**What is expected**
Reproduce the passage of the book description below that begins with "Leading from the" and ends with "inclusive, and aware.".

**Selected passage**
Start of Block
Leading from the Emerging Future: From Ego-System to Eco-System Economies
C. Otto Scharmer - 2013
Financial collapse, climate change, resource depletion, and a growing gap between rich and poor are but a few of the signs. Otto Scharmer and Katrin Kaufer ask, why do we collectively create results nobody wants? Meeting the challenges of this century requires updating our economic logic and operating system from an obsolete “ego-system” focused entirely on the well-being of oneself to an eco-system awareness that emphasizes the well-being of the whole. Filled with real-world examples, this thought-provoking guide presents proven practices for building a new economy that is more resilient, intentional, inclusive, and aware.
End of Block
(Data for document layout analysis)
Start of Block
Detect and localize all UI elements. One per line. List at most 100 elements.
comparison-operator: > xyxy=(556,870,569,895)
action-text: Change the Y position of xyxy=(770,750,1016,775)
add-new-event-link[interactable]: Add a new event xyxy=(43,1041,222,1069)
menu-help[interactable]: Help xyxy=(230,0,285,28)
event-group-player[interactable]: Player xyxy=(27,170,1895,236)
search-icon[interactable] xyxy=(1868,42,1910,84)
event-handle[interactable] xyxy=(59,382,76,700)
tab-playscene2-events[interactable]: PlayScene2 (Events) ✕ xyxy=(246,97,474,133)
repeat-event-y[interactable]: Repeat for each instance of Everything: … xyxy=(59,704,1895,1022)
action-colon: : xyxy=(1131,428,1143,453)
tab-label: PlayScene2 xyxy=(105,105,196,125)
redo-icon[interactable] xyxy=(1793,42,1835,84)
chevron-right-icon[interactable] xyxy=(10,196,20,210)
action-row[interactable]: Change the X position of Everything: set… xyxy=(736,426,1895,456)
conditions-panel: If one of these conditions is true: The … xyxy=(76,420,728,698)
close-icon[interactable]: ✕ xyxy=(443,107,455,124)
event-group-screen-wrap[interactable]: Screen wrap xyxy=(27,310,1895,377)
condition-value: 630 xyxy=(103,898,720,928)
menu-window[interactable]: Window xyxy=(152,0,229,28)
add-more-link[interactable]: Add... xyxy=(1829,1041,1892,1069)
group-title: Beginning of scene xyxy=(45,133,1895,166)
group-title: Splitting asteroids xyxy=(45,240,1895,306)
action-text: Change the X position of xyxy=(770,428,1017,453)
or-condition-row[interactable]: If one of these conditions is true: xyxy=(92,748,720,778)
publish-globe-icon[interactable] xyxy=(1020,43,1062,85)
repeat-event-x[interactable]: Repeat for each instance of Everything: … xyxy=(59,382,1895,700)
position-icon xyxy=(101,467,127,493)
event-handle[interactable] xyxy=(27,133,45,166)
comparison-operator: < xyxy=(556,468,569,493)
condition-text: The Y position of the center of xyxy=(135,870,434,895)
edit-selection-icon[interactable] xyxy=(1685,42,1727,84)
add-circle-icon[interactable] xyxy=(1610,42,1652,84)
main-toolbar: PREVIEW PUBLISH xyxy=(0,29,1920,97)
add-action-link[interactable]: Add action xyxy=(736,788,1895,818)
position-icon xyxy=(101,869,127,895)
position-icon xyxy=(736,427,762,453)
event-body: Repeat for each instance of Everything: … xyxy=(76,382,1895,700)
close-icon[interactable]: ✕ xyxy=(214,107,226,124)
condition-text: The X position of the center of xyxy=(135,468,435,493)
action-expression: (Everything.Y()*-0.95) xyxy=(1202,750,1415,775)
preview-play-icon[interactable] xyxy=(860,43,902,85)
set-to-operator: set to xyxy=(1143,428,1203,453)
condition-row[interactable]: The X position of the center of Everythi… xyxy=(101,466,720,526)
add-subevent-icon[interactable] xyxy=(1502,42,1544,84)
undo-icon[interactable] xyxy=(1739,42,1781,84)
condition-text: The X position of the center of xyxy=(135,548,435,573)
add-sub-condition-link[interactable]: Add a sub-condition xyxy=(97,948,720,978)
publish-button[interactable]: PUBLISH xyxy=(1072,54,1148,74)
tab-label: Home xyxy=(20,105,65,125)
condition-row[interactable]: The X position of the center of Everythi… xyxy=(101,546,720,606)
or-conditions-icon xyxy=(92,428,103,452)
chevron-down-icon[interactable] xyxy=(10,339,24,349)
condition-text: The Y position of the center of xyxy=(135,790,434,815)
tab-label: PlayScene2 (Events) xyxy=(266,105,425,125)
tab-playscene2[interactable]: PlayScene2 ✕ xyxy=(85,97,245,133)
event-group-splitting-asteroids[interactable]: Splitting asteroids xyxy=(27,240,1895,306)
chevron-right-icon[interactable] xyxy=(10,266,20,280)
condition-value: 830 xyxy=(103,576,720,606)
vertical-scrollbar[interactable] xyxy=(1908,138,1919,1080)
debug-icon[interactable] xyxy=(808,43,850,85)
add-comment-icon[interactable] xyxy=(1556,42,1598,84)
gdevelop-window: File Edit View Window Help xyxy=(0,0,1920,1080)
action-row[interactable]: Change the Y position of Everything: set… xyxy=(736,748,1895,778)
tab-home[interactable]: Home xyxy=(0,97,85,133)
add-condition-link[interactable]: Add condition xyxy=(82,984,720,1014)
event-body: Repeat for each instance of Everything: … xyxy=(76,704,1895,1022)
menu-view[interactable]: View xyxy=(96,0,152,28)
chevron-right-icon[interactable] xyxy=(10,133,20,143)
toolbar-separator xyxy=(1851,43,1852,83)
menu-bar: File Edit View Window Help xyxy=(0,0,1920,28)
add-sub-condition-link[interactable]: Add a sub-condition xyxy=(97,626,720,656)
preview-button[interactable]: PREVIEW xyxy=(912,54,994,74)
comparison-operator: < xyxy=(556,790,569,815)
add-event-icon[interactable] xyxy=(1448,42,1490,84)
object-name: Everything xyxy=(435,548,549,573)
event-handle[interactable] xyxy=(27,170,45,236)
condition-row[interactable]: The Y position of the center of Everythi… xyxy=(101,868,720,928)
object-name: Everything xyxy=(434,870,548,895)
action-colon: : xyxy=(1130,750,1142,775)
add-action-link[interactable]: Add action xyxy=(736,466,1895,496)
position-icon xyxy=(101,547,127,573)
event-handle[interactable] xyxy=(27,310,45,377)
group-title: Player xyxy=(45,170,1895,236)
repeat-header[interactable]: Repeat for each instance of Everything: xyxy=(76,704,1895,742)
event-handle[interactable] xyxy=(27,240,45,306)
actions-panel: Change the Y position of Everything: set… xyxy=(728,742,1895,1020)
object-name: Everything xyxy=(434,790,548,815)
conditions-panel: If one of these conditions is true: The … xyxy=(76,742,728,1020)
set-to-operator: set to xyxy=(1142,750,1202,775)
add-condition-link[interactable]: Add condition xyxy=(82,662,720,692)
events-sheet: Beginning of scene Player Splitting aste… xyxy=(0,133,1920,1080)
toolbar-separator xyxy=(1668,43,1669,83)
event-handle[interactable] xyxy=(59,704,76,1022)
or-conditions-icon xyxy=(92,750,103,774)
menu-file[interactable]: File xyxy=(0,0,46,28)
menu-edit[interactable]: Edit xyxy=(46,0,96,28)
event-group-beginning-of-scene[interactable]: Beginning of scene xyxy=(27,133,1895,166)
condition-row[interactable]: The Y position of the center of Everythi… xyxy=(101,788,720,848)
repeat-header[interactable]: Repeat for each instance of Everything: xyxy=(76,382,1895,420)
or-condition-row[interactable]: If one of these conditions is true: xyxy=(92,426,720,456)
End of Block
**Response for this exercise**
Leading from the Emerging Future: From Ego-System to Eco-System Economies
C. Otto Scharmer - 2013
Financial collapse, climate change, resource depletion, and a growing gap between rich and poor are but a few of the signs. Otto Scharmer and Katrin Kaufer ask, why do we collectively create results nobody wants? Meeting the challenges of this century requires updating our economic logic and operating system from an obsolete “ego-system” focused entirely on the well-being of oneself to an eco-system awareness that emphasizes the well-being of the whole. Filled with real-world examples, this thought-provoking guide presents proven practices for building a new economy that is more resilient, intentional, inclusive, and aware.